** begin **
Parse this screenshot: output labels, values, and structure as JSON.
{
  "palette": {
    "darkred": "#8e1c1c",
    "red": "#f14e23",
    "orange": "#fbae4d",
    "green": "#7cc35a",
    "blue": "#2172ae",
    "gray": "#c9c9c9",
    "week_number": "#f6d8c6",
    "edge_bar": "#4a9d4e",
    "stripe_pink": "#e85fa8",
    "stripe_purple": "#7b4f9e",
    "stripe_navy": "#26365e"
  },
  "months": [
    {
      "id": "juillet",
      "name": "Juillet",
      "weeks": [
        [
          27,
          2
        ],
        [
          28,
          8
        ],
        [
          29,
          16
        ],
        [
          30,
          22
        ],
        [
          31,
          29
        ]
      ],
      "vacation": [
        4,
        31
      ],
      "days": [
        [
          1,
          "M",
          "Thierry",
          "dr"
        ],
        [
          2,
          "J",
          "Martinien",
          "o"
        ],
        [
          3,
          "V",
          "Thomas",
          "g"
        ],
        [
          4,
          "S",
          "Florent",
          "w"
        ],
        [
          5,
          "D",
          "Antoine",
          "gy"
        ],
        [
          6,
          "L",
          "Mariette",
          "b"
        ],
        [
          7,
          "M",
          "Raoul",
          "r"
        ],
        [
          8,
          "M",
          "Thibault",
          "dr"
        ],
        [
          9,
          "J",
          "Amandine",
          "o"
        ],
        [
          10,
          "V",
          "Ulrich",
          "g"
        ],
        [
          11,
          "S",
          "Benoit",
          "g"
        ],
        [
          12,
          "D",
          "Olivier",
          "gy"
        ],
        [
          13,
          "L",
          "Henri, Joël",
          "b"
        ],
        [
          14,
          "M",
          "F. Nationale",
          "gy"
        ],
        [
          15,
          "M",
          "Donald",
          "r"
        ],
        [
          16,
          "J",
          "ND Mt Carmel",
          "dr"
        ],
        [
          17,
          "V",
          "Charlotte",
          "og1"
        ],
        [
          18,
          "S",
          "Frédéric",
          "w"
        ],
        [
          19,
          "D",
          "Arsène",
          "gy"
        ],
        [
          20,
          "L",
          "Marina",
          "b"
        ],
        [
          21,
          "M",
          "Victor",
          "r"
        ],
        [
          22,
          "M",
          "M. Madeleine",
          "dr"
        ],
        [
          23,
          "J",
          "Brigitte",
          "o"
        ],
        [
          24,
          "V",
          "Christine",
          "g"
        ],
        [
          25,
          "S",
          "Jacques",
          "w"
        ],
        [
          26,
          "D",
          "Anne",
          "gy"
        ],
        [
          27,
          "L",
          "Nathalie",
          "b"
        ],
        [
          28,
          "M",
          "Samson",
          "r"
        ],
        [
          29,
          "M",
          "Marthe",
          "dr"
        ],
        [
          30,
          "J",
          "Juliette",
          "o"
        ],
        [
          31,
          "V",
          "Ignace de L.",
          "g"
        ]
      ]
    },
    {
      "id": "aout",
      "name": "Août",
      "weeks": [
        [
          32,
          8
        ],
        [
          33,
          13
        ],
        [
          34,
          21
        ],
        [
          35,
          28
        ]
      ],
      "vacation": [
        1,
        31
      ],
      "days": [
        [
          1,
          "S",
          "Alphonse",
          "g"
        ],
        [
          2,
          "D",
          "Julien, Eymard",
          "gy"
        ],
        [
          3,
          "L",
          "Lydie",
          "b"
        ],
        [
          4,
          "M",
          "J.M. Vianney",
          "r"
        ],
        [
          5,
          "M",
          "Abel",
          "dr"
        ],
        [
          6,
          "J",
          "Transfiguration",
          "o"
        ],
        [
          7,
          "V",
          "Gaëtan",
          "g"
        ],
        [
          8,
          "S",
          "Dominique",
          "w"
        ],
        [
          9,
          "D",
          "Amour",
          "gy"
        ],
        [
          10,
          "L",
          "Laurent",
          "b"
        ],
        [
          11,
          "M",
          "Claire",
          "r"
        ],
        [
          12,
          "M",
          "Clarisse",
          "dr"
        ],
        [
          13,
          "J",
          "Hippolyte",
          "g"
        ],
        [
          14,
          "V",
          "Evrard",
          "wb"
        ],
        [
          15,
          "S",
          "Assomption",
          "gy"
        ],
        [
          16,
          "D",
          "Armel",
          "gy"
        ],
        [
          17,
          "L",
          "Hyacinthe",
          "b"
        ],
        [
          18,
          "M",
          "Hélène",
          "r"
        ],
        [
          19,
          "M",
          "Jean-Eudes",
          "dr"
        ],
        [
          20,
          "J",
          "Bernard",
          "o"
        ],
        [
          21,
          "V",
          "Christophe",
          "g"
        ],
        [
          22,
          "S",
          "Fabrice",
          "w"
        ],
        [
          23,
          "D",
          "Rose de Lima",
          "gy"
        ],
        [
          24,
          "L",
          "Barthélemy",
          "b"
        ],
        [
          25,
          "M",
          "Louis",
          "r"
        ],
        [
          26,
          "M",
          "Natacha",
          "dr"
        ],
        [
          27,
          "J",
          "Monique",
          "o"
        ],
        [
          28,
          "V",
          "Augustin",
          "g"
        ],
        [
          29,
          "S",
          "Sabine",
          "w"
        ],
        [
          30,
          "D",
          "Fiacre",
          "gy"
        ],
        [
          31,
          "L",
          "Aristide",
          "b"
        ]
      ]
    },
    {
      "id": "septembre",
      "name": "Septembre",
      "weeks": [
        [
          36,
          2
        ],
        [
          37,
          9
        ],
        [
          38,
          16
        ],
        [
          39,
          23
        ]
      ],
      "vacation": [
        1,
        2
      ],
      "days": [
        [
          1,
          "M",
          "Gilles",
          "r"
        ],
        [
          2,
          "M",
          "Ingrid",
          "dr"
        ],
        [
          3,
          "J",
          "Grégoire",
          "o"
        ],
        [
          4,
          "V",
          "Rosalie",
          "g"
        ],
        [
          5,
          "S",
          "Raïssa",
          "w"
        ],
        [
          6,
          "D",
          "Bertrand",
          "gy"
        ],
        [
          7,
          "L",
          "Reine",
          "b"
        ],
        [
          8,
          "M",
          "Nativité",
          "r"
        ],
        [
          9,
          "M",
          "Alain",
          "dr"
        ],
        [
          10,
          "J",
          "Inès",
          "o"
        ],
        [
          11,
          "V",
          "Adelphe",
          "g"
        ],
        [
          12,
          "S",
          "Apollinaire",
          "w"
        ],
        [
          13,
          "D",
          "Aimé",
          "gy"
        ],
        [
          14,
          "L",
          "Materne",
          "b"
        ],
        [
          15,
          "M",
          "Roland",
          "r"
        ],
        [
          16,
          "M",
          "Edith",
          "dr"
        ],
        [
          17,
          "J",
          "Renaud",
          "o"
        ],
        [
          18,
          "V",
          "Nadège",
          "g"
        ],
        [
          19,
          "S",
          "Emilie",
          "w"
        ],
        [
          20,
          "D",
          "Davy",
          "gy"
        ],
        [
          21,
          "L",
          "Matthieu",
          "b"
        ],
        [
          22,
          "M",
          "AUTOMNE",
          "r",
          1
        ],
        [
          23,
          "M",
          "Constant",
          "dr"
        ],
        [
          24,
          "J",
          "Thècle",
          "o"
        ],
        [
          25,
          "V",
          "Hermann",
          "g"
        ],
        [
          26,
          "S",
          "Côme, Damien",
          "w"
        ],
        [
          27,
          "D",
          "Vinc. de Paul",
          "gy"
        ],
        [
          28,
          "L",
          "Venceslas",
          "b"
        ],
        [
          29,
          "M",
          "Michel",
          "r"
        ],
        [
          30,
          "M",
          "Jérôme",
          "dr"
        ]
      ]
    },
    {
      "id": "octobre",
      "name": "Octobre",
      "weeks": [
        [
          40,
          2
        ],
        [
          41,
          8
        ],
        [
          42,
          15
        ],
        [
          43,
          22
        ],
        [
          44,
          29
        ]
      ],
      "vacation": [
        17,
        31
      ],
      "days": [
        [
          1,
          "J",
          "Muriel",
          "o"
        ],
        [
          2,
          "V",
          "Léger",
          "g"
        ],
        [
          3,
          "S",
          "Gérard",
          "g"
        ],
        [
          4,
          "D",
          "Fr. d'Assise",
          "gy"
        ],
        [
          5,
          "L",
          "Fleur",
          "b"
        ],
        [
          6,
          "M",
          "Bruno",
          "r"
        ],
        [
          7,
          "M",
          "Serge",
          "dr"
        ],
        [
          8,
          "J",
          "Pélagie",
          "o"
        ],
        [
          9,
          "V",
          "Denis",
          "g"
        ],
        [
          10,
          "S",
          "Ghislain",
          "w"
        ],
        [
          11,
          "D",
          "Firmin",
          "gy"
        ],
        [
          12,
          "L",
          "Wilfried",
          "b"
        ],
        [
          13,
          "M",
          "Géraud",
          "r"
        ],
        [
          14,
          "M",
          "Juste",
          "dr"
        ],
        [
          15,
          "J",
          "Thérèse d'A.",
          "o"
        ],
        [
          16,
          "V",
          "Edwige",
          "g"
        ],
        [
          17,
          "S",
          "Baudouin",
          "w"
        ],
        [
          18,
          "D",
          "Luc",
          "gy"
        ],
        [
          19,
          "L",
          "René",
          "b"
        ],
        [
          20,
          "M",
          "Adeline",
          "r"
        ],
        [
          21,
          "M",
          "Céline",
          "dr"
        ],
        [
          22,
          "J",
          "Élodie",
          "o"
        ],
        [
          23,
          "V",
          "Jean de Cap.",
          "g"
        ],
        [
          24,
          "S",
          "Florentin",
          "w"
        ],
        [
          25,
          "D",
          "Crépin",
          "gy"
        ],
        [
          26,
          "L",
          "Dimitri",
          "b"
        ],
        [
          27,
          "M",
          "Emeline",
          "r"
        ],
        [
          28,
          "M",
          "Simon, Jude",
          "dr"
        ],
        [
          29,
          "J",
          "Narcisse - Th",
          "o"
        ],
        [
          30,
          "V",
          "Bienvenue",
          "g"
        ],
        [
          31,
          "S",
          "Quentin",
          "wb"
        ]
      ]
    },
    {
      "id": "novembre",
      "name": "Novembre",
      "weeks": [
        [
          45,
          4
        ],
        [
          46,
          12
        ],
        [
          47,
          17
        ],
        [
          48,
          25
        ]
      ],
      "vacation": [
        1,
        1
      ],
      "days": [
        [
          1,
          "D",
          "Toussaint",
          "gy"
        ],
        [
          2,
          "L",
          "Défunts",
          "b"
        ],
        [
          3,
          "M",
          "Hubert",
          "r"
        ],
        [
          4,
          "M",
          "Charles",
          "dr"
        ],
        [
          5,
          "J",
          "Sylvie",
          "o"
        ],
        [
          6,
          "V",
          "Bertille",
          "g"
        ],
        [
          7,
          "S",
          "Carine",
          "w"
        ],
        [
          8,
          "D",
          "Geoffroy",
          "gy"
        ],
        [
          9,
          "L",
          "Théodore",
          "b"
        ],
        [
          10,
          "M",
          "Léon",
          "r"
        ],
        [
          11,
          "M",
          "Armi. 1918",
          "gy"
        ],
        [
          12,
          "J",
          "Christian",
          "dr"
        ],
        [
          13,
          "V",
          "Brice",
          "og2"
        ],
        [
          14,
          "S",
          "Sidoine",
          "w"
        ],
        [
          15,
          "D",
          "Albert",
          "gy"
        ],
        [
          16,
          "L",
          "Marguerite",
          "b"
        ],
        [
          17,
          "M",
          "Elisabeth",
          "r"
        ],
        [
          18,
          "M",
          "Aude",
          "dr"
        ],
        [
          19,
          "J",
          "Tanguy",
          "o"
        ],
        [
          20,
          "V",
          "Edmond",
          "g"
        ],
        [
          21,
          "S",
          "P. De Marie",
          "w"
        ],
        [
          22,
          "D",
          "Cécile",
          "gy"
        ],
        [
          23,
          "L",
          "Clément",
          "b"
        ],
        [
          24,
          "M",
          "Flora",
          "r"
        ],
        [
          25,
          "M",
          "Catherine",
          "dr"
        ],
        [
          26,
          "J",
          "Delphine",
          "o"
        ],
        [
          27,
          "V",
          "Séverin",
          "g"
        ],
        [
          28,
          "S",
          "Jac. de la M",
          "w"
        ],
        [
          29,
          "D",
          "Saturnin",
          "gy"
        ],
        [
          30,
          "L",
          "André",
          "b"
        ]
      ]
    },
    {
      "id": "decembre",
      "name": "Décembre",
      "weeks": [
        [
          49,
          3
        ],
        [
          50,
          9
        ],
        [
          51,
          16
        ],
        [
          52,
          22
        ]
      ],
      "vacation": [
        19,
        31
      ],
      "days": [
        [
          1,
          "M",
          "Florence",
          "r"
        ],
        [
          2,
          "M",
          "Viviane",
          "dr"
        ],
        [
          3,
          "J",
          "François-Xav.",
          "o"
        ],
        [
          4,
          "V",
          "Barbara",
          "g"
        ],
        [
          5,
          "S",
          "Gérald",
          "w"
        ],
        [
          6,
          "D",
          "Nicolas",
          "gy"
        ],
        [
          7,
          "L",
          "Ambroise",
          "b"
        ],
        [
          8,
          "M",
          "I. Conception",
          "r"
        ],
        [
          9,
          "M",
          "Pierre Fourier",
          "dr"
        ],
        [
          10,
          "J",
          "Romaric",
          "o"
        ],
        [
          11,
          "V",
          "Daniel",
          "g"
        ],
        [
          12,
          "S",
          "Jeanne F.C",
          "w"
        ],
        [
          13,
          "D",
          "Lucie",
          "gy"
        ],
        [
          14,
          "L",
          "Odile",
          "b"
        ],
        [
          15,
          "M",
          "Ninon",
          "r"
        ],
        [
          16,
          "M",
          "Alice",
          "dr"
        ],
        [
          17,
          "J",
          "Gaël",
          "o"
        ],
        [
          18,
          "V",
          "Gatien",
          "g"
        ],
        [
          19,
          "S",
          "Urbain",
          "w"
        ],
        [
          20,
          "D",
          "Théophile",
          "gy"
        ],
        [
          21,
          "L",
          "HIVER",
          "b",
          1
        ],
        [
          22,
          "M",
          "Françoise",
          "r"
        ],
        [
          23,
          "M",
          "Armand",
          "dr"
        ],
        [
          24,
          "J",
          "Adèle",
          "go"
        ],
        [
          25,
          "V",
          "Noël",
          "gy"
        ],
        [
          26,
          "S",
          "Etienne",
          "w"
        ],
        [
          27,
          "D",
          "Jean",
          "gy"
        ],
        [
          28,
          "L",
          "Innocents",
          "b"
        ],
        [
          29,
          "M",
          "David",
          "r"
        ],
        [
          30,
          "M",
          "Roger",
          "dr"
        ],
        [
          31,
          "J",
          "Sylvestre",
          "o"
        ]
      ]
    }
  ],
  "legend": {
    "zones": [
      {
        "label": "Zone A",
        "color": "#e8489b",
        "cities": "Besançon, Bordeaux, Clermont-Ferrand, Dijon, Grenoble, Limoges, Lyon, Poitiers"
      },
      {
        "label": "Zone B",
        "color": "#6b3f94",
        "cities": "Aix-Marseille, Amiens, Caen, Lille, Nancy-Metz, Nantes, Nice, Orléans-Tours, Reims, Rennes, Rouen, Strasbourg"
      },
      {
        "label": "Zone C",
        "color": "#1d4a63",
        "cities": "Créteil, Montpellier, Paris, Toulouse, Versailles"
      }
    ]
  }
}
** end **
◆ YOUR TASK
From the listing above, pick out each line where the word "color" appears.

◆ REPLY TO THE EXERCISE
        "color": "#e8489b",
        "color": "#6b3f94",
        "color": "#1d4a63",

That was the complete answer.